• _EXTRACT PROVIDED_
* START *

This time I wanted to see if I could do better, so I came out with the following:

const Args = struct {
    mode: u8,
    input_file_path: [:0]const u8,
    output_file_path: [:0]const u8,
};

pub fn main() !u8 {
    const args: Args = utils.readArgs(Args) catch |err| {
        switch (err) {
            error.InvalidArguments => {},
            else => std.debug.print("error: {s}\n", .{@errorName(err)}),
        }

        return 1;
    };

    // ...
}

Note that this is much cleaner. I declared in order all the arguments that I expect, together with the type of each argument, in the Args struct. And this is done in a declarative way.

* END *

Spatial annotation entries
* START *

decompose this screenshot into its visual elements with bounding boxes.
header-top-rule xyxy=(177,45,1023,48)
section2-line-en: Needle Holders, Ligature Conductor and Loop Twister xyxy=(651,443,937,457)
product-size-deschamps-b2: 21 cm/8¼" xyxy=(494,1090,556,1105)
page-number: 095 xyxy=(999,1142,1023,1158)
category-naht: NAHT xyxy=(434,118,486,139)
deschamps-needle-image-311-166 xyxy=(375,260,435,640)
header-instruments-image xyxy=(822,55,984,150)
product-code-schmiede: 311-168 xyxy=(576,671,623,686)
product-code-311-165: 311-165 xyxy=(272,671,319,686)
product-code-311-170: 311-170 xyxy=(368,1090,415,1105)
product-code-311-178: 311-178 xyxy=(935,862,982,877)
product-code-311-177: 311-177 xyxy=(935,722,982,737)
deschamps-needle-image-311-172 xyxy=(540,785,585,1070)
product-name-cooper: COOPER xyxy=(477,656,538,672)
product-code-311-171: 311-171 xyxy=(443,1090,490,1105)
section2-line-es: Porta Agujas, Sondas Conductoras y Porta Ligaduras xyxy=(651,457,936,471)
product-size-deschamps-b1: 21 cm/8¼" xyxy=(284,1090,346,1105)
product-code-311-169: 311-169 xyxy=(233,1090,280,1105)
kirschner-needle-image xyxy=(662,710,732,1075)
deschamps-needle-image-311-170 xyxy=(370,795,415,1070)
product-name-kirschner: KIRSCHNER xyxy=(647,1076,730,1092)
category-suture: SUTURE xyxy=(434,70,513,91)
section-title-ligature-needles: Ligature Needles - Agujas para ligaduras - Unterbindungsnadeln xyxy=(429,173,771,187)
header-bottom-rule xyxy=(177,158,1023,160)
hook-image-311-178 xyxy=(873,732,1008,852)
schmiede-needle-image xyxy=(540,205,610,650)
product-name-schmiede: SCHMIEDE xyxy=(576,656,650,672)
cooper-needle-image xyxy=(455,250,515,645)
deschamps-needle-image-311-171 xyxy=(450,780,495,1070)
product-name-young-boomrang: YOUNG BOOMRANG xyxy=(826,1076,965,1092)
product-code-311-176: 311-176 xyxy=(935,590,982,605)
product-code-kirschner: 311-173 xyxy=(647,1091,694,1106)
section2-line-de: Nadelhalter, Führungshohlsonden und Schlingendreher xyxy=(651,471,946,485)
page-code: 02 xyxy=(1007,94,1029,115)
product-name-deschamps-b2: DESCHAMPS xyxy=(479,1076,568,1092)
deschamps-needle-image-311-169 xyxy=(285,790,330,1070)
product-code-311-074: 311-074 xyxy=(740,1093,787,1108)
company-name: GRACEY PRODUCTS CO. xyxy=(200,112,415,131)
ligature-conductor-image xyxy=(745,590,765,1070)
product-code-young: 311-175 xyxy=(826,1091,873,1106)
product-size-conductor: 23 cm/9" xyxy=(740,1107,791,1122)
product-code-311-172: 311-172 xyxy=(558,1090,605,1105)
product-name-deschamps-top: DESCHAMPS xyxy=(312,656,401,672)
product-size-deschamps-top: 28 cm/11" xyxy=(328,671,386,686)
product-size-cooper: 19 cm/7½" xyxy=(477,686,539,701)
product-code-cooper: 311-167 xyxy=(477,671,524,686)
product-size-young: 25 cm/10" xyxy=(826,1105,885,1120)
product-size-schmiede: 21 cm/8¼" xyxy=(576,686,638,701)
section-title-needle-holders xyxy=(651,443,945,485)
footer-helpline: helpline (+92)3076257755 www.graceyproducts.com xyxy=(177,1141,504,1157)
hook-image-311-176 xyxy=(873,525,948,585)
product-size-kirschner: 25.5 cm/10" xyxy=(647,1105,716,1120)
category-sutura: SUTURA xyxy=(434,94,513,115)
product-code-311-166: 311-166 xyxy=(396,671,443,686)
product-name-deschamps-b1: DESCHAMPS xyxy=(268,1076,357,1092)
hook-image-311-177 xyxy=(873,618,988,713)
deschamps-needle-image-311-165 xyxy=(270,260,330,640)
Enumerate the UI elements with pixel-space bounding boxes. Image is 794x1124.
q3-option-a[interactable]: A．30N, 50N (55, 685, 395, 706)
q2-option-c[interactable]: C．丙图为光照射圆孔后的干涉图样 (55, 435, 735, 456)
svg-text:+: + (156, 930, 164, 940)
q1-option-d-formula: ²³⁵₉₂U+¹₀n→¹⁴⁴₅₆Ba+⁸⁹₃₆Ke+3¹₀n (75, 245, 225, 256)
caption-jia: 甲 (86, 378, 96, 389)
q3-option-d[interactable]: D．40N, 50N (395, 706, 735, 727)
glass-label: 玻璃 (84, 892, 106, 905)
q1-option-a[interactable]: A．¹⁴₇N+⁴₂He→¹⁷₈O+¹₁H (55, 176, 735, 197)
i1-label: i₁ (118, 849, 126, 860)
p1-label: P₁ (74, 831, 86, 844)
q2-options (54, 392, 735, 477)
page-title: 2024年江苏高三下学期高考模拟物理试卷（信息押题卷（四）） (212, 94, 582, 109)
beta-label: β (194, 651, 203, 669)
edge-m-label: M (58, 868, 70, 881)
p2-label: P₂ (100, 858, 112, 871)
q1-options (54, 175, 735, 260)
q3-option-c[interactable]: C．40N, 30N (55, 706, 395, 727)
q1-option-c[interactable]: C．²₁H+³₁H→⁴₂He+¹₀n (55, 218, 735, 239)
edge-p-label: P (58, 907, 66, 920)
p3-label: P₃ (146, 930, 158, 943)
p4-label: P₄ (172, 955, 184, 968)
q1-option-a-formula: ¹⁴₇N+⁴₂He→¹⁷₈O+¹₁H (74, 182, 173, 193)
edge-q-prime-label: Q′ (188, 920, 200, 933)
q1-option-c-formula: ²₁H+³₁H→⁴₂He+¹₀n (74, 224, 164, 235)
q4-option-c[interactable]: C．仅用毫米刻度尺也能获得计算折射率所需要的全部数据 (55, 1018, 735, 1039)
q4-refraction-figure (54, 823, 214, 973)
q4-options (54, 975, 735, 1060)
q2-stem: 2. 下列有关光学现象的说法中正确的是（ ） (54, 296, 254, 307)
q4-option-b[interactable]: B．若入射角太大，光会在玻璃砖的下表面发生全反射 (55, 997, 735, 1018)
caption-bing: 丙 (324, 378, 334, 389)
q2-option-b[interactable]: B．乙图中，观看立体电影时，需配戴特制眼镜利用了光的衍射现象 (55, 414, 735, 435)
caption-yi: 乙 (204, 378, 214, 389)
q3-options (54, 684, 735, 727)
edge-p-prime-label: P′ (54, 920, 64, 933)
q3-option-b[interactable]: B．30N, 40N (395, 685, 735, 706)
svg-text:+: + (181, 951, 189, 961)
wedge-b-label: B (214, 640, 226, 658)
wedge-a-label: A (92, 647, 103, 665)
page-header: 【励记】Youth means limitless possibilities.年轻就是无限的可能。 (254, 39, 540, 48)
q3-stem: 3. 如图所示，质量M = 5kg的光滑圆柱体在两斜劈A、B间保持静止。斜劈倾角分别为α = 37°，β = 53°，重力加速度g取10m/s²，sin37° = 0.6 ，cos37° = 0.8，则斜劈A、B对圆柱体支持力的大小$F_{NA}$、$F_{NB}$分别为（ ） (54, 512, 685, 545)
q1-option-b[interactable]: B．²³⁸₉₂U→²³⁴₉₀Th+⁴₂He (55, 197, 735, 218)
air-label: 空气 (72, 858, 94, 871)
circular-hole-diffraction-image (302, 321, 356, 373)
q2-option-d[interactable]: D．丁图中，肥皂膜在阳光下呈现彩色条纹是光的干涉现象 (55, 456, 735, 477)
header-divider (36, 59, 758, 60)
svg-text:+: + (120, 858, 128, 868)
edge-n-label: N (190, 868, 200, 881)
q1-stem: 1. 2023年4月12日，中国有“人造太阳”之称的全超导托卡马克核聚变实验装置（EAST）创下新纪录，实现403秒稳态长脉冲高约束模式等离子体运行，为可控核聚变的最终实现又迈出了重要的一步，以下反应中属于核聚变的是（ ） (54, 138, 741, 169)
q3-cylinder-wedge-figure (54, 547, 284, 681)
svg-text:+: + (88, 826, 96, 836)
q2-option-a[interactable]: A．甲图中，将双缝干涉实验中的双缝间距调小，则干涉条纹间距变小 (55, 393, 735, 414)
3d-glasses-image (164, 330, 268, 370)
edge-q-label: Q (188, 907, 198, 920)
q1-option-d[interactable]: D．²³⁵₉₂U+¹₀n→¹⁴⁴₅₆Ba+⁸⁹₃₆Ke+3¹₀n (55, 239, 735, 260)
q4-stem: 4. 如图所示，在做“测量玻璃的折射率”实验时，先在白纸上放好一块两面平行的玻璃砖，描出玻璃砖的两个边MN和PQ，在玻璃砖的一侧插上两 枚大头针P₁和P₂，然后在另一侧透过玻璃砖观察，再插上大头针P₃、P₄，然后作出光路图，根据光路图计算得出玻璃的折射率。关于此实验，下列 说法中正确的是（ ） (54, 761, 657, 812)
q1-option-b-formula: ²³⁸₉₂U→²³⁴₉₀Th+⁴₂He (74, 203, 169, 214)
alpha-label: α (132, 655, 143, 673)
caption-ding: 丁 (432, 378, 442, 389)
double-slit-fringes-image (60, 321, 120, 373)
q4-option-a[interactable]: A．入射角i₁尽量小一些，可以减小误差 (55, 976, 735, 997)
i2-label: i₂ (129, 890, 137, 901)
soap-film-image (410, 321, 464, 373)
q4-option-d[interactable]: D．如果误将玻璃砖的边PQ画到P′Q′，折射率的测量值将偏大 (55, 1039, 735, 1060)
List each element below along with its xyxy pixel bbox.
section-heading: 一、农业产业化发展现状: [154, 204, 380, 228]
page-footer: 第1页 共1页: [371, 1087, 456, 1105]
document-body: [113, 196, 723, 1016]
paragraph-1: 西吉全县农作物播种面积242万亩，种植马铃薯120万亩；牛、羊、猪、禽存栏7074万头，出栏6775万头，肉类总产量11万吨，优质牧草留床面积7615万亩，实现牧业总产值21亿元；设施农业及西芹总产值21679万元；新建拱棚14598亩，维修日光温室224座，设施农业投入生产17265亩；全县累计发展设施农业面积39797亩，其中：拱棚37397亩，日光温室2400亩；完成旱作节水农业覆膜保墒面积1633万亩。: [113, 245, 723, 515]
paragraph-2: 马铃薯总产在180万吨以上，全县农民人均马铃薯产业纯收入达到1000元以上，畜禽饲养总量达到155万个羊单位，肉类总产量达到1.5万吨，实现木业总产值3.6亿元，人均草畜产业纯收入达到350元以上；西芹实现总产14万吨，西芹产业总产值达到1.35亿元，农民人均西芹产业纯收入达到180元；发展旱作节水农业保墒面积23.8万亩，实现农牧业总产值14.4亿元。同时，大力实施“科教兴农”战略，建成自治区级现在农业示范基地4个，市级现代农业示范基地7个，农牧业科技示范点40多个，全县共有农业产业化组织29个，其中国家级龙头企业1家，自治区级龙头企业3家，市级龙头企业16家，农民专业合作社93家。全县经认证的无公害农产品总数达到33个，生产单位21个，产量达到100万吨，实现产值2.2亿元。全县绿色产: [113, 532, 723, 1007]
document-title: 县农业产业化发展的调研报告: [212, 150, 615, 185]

* END *

• _WHAT IS BEING ASKED_
Summarize the excerpt about reading arguments in two sentences.

• _WRITTEN SOLUTION_
Aiming to do better, the author declares every expected argument in order, each with its type, in an Args struct. The main function fills that struct with utils.readArgs and returns 1 on failure, printing the error name unless it is InvalidArguments, and the author calls this approach much cleaner and declarative.